Data records:
■ ■ ■ ■ ■ ■ ■
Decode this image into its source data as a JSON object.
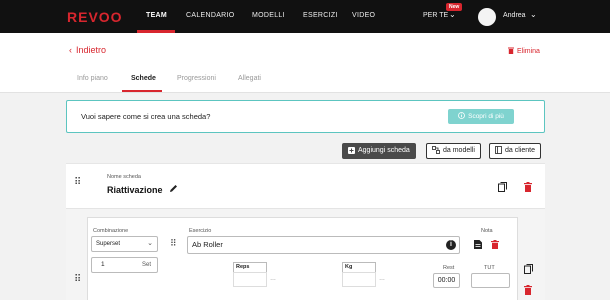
{
  "nav": {
    "logo": "REVOO",
    "items": [
      "TEAM",
      "CALENDARIO",
      "MODELLI",
      "ESERCIZI",
      "VIDEO"
    ],
    "per_te": "PER TE",
    "badge": "New",
    "user": "Andrea",
    "accent": "#d8262e"
  },
  "header": {
    "back": "Indietro",
    "delete": "Elimina",
    "tabs": [
      "Info piano",
      "Schede",
      "Progressioni",
      "Allegati"
    ],
    "active_tab": "Schede"
  },
  "banner": {
    "text": "Vuoi sapere come si crea una scheda?",
    "button": "Scopri di più",
    "border_color": "#5cc5c0"
  },
  "actions": {
    "add": "Aggiungi scheda",
    "from_models": "da modelli",
    "from_client": "da cliente"
  },
  "scheda": {
    "name_label": "Nome scheda",
    "name": "Riattivazione"
  },
  "exercise": {
    "combination_label": "Combinazione",
    "combination_value": "Superset",
    "sets_value": "1",
    "sets_label": "Set",
    "exercise_label": "Esercizio",
    "exercise_value": "Ab Roller",
    "note_label": "Nota",
    "reps_label": "Reps",
    "kg_label": "Kg",
    "rest_label": "Rest",
    "rest_value": "00:00",
    "tut_label": "TUT"
  }
}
■ ■ ■ ■ ■ ■ ■
Skip the pictures and transcribe the rest of the records exactly.

Answer for this exercise:
Decode this image into its source data as a JSON object.
{
  "nav": {
    "logo": "REVOO",
    "items": [
      "TEAM",
      "CALENDARIO",
      "MODELLI",
      "ESERCIZI",
      "VIDEO"
    ],
    "per_te": "PER TE",
    "badge": "New",
    "user": "Andrea",
    "accent": "#d8262e"
  },
  "header": {
    "back": "Indietro",
    "delete": "Elimina",
    "tabs": [
      "Info piano",
      "Schede",
      "Progressioni",
      "Allegati"
    ],
    "active_tab": "Schede"
  },
  "banner": {
    "text": "Vuoi sapere come si crea una scheda?",
    "button": "Scopri di più",
    "border_color": "#5cc5c0"
  },
  "actions": {
    "add": "Aggiungi scheda",
    "from_models": "da modelli",
    "from_client": "da cliente"
  },
  "scheda": {
    "name_label": "Nome scheda",
    "name": "Riattivazione"
  },
  "exercise": {
    "combination_label": "Combinazione",
    "combination_value": "Superset",
    "sets_value": "1",
    "sets_label": "Set",
    "exercise_label": "Esercizio",
    "exercise_value": "Ab Roller",
    "note_label": "Nota",
    "reps_label": "Reps",
    "kg_label": "Kg",
    "rest_label": "Rest",
    "rest_value": "00:00",
    "tut_label": "TUT"
  }
}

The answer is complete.